— start of THE INPUT —

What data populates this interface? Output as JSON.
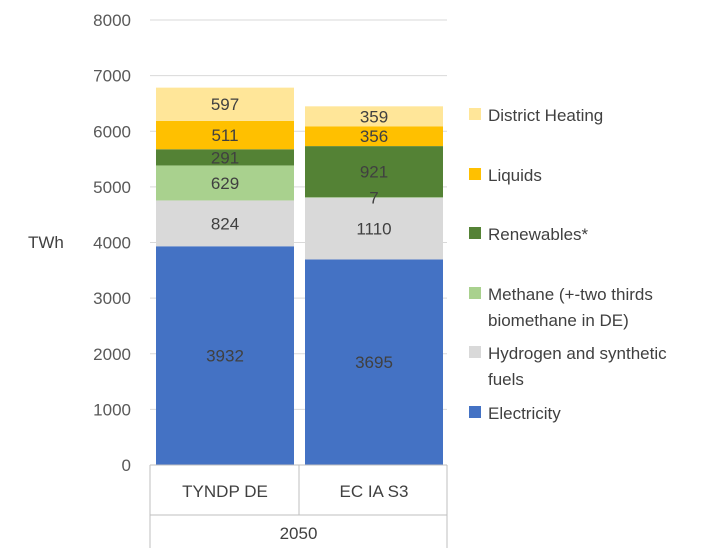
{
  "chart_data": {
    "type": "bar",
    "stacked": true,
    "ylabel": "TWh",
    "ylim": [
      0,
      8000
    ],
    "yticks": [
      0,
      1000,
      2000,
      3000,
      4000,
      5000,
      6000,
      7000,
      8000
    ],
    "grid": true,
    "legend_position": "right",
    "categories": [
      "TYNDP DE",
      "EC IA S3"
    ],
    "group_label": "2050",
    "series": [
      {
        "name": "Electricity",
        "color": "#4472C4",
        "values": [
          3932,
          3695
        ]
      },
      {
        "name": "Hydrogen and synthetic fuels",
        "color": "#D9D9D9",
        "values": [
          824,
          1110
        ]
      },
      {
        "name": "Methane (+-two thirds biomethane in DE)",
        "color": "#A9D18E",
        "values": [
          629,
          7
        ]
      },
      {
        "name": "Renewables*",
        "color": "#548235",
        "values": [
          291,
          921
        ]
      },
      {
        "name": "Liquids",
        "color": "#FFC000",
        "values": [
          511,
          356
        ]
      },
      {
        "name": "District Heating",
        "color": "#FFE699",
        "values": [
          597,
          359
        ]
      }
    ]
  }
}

— end of THE INPUT —
— start of THE INPUT —

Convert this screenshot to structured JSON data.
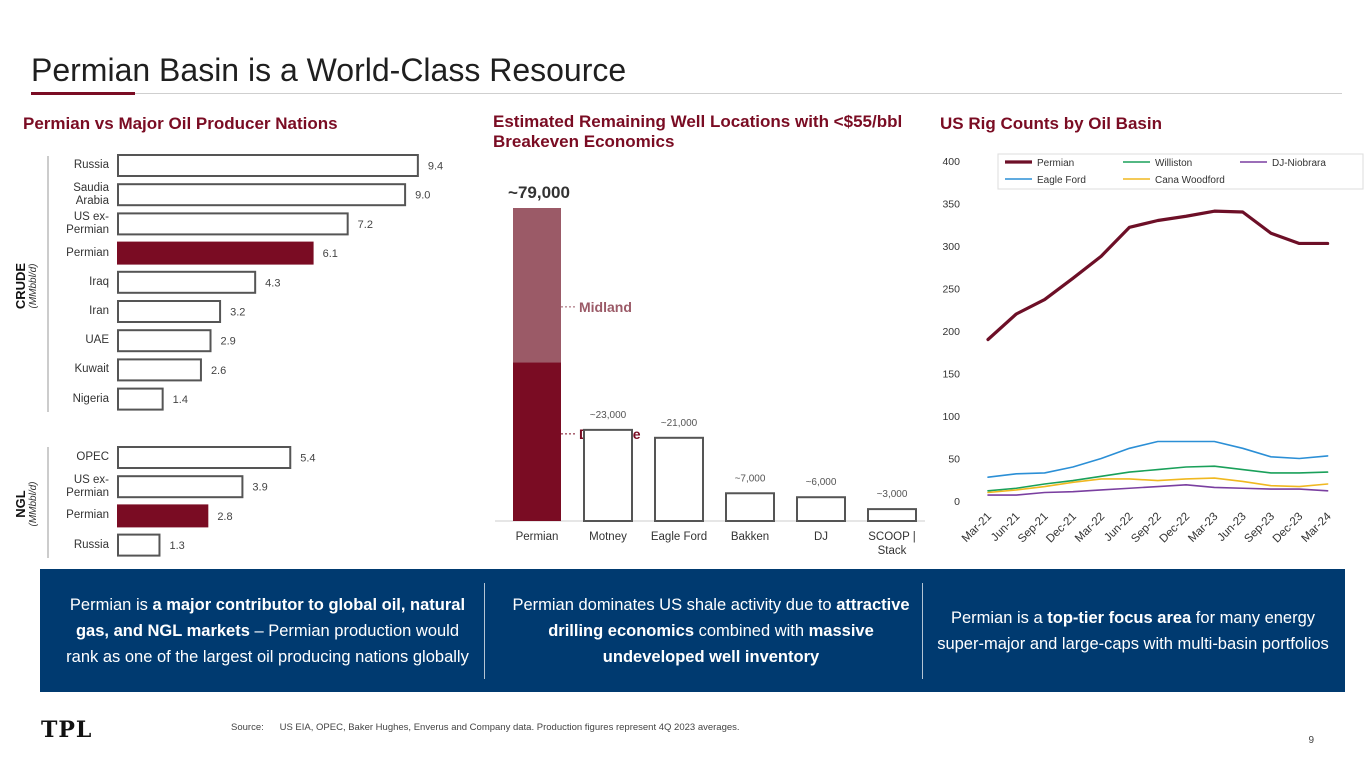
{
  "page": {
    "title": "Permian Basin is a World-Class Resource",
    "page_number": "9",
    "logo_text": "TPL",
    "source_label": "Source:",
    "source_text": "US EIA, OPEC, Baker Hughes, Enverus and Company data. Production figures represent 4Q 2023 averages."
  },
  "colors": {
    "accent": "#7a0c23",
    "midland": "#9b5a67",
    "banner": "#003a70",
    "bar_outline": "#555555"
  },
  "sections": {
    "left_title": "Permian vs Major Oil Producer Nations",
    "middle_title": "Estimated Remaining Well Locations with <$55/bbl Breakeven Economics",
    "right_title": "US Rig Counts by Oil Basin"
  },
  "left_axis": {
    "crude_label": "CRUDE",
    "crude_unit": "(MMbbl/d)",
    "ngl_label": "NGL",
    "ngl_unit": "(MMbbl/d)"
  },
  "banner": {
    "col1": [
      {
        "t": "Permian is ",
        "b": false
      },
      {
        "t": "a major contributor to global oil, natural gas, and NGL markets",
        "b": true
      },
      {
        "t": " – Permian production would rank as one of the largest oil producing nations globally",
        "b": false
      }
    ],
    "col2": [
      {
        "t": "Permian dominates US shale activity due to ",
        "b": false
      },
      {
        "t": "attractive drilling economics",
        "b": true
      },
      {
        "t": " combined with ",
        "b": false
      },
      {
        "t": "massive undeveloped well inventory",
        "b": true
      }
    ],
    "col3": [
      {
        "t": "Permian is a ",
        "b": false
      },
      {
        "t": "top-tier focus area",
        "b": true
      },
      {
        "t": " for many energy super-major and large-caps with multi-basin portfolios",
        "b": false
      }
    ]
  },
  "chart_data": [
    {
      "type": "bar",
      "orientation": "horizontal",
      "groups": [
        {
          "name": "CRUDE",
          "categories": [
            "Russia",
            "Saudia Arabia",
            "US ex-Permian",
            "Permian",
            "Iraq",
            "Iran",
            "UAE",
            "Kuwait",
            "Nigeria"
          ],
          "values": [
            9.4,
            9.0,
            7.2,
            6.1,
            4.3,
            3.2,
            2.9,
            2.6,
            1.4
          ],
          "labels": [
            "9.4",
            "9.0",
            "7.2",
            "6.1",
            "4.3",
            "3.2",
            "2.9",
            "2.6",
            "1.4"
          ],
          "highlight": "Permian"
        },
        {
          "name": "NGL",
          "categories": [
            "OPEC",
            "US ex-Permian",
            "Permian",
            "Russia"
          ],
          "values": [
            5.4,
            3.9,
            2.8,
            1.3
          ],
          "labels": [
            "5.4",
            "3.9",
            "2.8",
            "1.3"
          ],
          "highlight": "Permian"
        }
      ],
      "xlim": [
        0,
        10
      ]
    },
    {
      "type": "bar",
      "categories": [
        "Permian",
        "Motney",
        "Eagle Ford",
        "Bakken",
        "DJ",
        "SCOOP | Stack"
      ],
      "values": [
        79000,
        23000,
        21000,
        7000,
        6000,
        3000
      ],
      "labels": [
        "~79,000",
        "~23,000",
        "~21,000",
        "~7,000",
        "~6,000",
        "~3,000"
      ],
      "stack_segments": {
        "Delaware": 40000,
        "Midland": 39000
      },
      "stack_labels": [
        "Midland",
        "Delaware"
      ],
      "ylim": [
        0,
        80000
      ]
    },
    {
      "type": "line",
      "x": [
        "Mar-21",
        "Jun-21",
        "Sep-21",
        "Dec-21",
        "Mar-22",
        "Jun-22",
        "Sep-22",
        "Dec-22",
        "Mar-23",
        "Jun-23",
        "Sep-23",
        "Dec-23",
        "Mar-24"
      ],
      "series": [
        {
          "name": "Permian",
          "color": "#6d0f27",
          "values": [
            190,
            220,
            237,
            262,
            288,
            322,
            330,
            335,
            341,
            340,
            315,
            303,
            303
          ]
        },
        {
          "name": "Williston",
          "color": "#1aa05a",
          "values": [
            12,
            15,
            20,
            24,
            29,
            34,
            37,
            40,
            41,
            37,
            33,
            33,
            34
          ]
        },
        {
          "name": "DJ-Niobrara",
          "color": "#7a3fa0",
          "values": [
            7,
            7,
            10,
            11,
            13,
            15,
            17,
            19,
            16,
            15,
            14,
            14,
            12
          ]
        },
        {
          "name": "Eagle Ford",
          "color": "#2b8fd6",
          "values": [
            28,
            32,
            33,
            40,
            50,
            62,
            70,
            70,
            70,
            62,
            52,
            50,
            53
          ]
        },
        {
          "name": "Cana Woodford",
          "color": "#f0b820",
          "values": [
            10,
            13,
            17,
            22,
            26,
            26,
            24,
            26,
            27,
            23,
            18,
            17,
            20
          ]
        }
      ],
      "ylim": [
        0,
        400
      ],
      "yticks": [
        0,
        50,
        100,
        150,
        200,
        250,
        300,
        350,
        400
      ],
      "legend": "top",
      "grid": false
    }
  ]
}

— end of THE INPUT —

PROBLEM STATEMENT
From the data above, pick out each line containing "this" and copy it.

SOLUTION TO THE PROBLEM
What data populates this interface? Output as JSON.
Convert this screenshot to structured JSON data.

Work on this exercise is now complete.